## [REQUIREMENT]
Collect each line of the records containing the string "receptors".

## [INFORMATION PROVIDED]

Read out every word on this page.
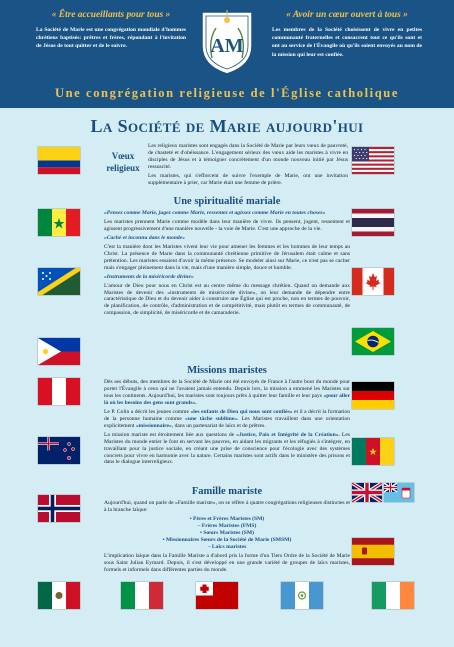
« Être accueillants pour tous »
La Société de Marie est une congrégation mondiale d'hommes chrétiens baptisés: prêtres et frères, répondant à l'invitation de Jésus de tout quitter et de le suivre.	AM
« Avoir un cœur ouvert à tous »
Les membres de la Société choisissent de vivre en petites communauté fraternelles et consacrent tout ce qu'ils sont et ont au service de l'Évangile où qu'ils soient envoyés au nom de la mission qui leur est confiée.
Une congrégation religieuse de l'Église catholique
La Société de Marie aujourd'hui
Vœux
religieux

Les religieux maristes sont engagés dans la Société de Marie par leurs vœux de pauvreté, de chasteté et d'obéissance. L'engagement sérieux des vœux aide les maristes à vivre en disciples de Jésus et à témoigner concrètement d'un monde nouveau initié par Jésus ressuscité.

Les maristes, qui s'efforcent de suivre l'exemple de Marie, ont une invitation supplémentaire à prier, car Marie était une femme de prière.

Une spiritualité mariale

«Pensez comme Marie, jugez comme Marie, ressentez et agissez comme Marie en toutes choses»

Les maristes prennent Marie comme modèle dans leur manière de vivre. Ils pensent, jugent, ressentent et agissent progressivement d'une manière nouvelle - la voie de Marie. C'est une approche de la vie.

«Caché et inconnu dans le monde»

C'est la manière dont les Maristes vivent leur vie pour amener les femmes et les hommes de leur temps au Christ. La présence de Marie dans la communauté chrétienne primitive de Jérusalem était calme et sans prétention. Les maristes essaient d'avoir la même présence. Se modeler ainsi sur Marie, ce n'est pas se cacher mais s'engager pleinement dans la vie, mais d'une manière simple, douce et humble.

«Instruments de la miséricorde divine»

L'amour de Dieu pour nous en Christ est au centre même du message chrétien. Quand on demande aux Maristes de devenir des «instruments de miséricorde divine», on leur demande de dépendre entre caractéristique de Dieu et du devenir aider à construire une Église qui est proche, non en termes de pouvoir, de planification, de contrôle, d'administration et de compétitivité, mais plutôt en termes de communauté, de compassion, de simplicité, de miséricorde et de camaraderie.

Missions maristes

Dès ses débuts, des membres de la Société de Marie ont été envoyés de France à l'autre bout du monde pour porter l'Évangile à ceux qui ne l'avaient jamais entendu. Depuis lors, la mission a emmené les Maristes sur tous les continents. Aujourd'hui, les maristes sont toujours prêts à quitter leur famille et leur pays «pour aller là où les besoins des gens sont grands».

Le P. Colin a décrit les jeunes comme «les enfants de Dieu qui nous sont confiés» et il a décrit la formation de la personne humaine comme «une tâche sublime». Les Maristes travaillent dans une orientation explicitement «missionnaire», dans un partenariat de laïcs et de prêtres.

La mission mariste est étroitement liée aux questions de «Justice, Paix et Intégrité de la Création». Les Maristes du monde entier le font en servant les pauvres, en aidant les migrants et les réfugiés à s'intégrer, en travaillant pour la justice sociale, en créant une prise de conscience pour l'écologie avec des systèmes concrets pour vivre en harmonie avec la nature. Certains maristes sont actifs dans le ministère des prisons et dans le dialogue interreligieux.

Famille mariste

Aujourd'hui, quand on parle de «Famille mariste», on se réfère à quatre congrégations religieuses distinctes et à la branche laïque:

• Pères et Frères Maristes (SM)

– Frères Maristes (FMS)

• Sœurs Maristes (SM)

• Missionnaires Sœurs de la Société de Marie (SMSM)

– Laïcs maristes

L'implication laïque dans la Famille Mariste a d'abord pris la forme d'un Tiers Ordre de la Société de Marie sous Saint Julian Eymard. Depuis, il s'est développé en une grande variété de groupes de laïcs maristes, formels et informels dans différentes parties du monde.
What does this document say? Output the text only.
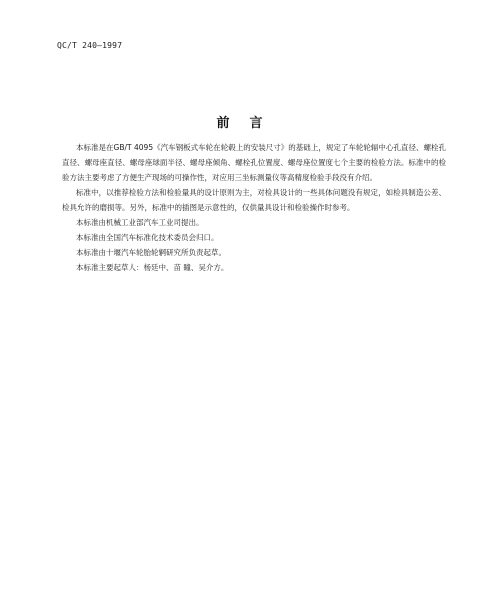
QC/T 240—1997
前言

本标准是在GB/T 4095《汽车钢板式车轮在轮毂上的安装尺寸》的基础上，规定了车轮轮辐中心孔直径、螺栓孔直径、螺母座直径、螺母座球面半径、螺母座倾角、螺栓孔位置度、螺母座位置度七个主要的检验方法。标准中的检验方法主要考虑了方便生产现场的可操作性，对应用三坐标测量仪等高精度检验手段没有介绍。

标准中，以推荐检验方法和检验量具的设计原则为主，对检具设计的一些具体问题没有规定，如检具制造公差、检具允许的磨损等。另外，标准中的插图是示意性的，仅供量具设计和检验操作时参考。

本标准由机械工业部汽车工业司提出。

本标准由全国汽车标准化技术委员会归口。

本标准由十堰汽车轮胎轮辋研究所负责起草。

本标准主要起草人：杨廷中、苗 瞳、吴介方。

==

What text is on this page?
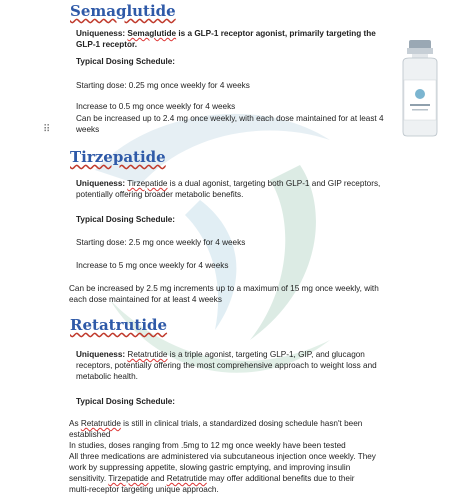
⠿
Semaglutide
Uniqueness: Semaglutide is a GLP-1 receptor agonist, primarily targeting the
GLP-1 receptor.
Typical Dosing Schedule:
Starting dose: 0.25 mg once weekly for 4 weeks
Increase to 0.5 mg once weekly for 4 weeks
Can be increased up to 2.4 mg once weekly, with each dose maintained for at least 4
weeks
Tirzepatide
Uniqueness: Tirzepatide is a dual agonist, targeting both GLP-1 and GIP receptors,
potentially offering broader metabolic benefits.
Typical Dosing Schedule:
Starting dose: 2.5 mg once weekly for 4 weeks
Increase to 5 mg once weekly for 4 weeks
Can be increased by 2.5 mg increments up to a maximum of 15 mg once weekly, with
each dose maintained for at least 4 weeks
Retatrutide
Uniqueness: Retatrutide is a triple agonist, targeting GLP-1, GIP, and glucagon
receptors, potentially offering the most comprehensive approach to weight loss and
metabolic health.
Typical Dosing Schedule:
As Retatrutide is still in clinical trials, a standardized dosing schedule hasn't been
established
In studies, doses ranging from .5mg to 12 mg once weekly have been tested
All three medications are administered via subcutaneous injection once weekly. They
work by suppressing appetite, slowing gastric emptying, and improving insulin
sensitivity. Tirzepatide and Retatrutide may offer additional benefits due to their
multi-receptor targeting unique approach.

--

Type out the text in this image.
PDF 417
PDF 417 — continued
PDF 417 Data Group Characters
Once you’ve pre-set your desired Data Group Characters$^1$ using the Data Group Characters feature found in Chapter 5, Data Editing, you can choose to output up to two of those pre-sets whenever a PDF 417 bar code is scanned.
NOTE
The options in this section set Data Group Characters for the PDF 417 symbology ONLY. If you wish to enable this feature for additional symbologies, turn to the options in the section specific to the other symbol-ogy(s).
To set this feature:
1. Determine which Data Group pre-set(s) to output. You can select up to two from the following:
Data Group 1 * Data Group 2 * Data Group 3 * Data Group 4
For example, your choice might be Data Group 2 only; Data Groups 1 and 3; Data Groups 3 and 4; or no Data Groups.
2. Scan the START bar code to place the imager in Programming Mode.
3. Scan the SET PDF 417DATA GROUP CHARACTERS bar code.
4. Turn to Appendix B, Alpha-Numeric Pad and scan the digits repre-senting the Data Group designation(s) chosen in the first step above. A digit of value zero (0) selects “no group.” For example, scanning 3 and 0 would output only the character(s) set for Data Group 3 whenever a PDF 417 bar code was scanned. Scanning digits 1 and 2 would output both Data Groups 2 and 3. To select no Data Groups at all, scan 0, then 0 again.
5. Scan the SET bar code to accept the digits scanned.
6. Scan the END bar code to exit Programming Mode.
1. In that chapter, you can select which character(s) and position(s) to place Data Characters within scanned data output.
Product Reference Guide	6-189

## [SOLUTION]
Uniqueness: Tirzepatide is a dual agonist, targeting both GLP-1 and GIP receptors,
receptors, potentially offering the most comprehensive approach to weight loss and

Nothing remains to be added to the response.